**Stated task:** Will you write out the data exactly, excluding every picture?
--- start ---
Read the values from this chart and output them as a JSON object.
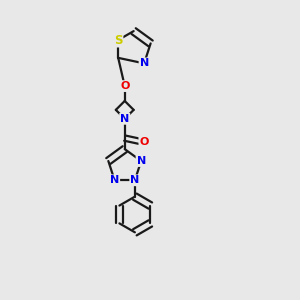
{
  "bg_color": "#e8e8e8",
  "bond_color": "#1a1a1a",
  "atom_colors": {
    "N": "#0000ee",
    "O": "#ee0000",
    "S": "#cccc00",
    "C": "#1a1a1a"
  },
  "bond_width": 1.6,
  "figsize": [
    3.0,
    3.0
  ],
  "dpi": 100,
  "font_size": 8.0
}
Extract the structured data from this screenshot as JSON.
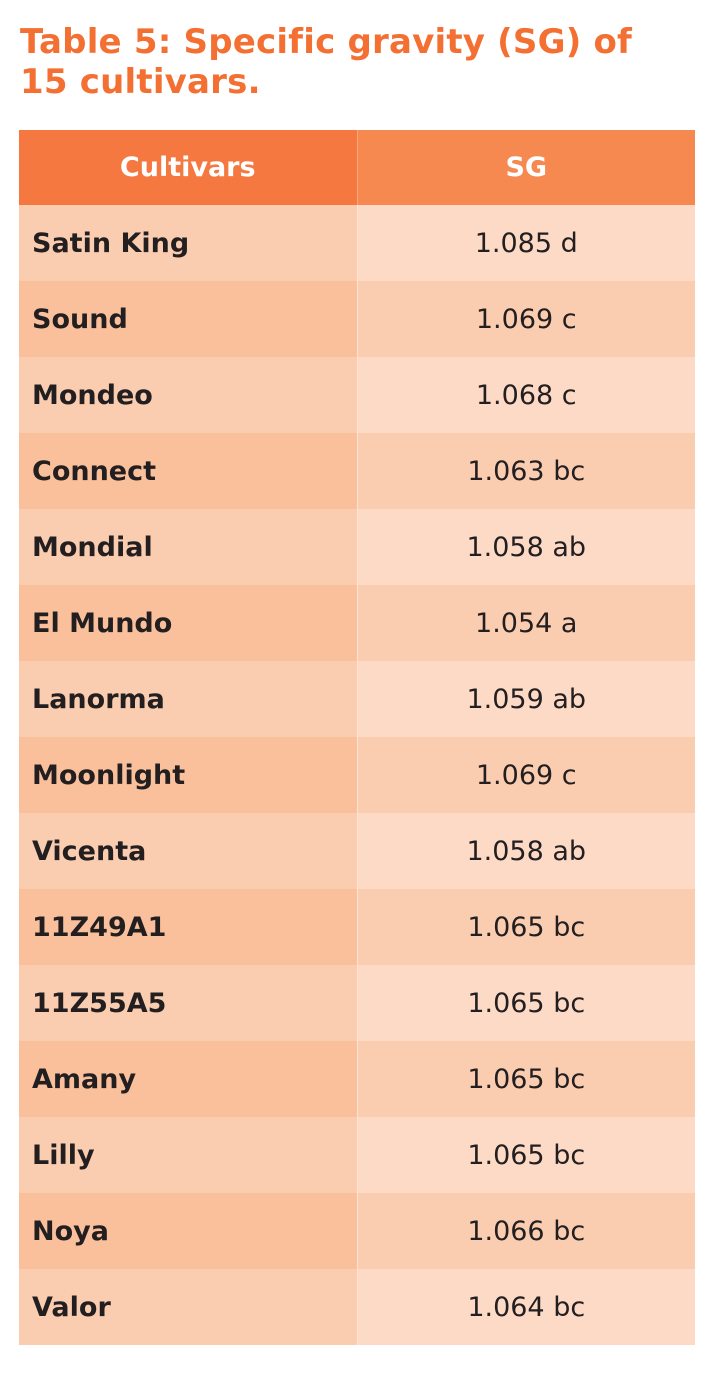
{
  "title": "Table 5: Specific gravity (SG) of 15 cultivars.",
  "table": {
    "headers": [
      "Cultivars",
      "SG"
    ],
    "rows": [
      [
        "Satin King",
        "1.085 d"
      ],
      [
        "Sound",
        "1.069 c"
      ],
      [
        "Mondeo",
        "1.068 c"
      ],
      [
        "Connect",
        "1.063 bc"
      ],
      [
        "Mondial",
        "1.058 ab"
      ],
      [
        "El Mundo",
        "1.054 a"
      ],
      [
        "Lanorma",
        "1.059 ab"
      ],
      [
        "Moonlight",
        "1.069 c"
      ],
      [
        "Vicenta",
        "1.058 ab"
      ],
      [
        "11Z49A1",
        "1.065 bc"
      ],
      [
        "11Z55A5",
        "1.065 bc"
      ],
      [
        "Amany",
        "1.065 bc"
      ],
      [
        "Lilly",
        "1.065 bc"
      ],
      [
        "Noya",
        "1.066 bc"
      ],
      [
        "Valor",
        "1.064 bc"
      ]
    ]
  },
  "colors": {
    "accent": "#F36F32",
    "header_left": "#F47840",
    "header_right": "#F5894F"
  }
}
--- end ---
**Full response:**
Read the values from this chart and output them as a JSON object.
{
  "bg_color": "#e8e8e8",
  "bond_color": "#1a1a1a",
  "atom_colors": {
    "N": "#0000ee",
    "O": "#ee0000",
    "S": "#cccc00",
    "C": "#1a1a1a"
  },
  "bond_width": 1.6,
  "figsize": [
    3.0,
    3.0
  ],
  "dpi": 100,
  "font_size": 8.0
}
Extract the structured data from this screenshot as JSON.
{
  "title": "Table 5: Specific gravity (SG) of 15 cultivars.",
  "table": {
    "headers": [
      "Cultivars",
      "SG"
    ],
    "rows": [
      [
        "Satin King",
        "1.085 d"
      ],
      [
        "Sound",
        "1.069 c"
      ],
      [
        "Mondeo",
        "1.068 c"
      ],
      [
        "Connect",
        "1.063 bc"
      ],
      [
        "Mondial",
        "1.058 ab"
      ],
      [
        "El Mundo",
        "1.054 a"
      ],
      [
        "Lanorma",
        "1.059 ab"
      ],
      [
        "Moonlight",
        "1.069 c"
      ],
      [
        "Vicenta",
        "1.058 ab"
      ],
      [
        "11Z49A1",
        "1.065 bc"
      ],
      [
        "11Z55A5",
        "1.065 bc"
      ],
      [
        "Amany",
        "1.065 bc"
      ],
      [
        "Lilly",
        "1.065 bc"
      ],
      [
        "Noya",
        "1.066 bc"
      ],
      [
        "Valor",
        "1.064 bc"
      ]
    ]
  },
  "colors": {
    "accent": "#F36F32",
    "header_left": "#F47840",
    "header_right": "#F5894F"
  }
}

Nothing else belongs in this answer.